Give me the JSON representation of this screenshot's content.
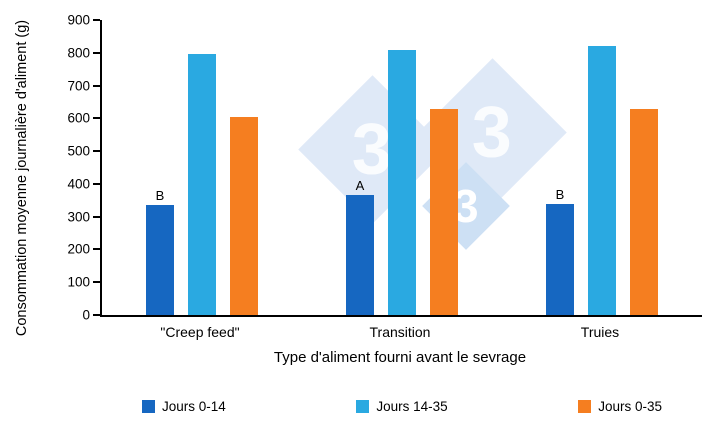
{
  "chart_data": {
    "type": "bar",
    "title": "",
    "ylabel": "Consommation moyenne journalière d'aliment (g)",
    "xlabel": "Type d'aliment fourni avant le sevrage",
    "ylim": [
      0,
      900
    ],
    "ytick_step": 100,
    "grid": false,
    "legend_position": "bottom",
    "categories": [
      "\"Creep feed\"",
      "Transition",
      "Truies"
    ],
    "series": [
      {
        "name": "Jours 0-14",
        "color": "#1667c1",
        "values": [
          335,
          365,
          340
        ]
      },
      {
        "name": "Jours 14-35",
        "color": "#2aa9e1",
        "values": [
          795,
          810,
          820
        ]
      },
      {
        "name": "Jours 0-35",
        "color": "#f57e20",
        "values": [
          605,
          630,
          630
        ]
      }
    ],
    "annotations": [
      {
        "series": "Jours 0-14",
        "labels": [
          "B",
          "A",
          "B"
        ]
      }
    ]
  },
  "watermark": {
    "digit": "3"
  }
}
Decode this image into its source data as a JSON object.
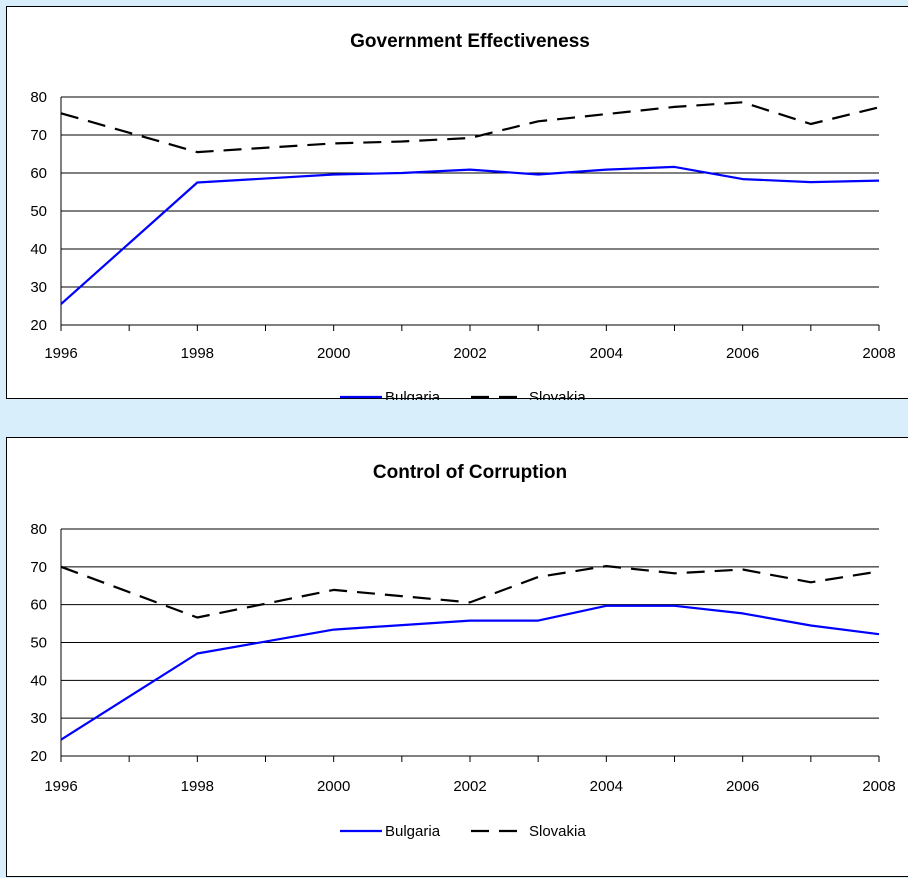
{
  "chart_data": [
    {
      "type": "line",
      "title": "Government Effectiveness",
      "x": [
        1996,
        1998,
        2000,
        2001,
        2002,
        2003,
        2004,
        2005,
        2006,
        2007,
        2008
      ],
      "xticks": [
        "1996",
        "1998",
        "2000",
        "2002",
        "2004",
        "2006",
        "2008"
      ],
      "yticks": [
        "20",
        "30",
        "40",
        "50",
        "60",
        "70",
        "80"
      ],
      "xlim": [
        1996,
        2008
      ],
      "ylim": [
        20,
        80
      ],
      "grid": "horizontal",
      "legend": "bottom",
      "series": [
        {
          "name": "Bulgaria",
          "color": "#0000ff",
          "style": "solid",
          "values": [
            25.5,
            57.5,
            59.6,
            60.0,
            60.9,
            59.6,
            60.9,
            61.6,
            58.4,
            57.6,
            58.0
          ]
        },
        {
          "name": "Slovakia",
          "color": "#000000",
          "style": "dashed",
          "values": [
            75.7,
            65.5,
            67.8,
            68.3,
            69.2,
            73.6,
            75.5,
            77.4,
            78.6,
            72.9,
            77.3
          ]
        }
      ]
    },
    {
      "type": "line",
      "title": "Control of Corruption",
      "x": [
        1996,
        1998,
        2000,
        2002,
        2003,
        2004,
        2005,
        2006,
        2007,
        2008
      ],
      "xticks": [
        "1996",
        "1998",
        "2000",
        "2002",
        "2004",
        "2006",
        "2008"
      ],
      "yticks": [
        "20",
        "30",
        "40",
        "50",
        "60",
        "70",
        "80"
      ],
      "xlim": [
        1996,
        2008
      ],
      "ylim": [
        20,
        80
      ],
      "grid": "horizontal",
      "legend": "bottom",
      "series": [
        {
          "name": "Bulgaria",
          "color": "#0000ff",
          "style": "solid",
          "values": [
            24.3,
            47.1,
            53.4,
            55.8,
            55.8,
            59.7,
            59.7,
            57.7,
            54.5,
            52.2
          ]
        },
        {
          "name": "Slovakia",
          "color": "#000000",
          "style": "dashed",
          "values": [
            70.0,
            56.6,
            63.9,
            60.6,
            67.3,
            70.2,
            68.3,
            69.3,
            65.9,
            68.8
          ]
        }
      ]
    }
  ]
}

☆ ☆ ☆ ☆ ☆

◆ WHAT IS BEING ASKED: Of all the lines in the listing above, how many include "name"? Write only the number.

◆ ANSWER IN FULL: 7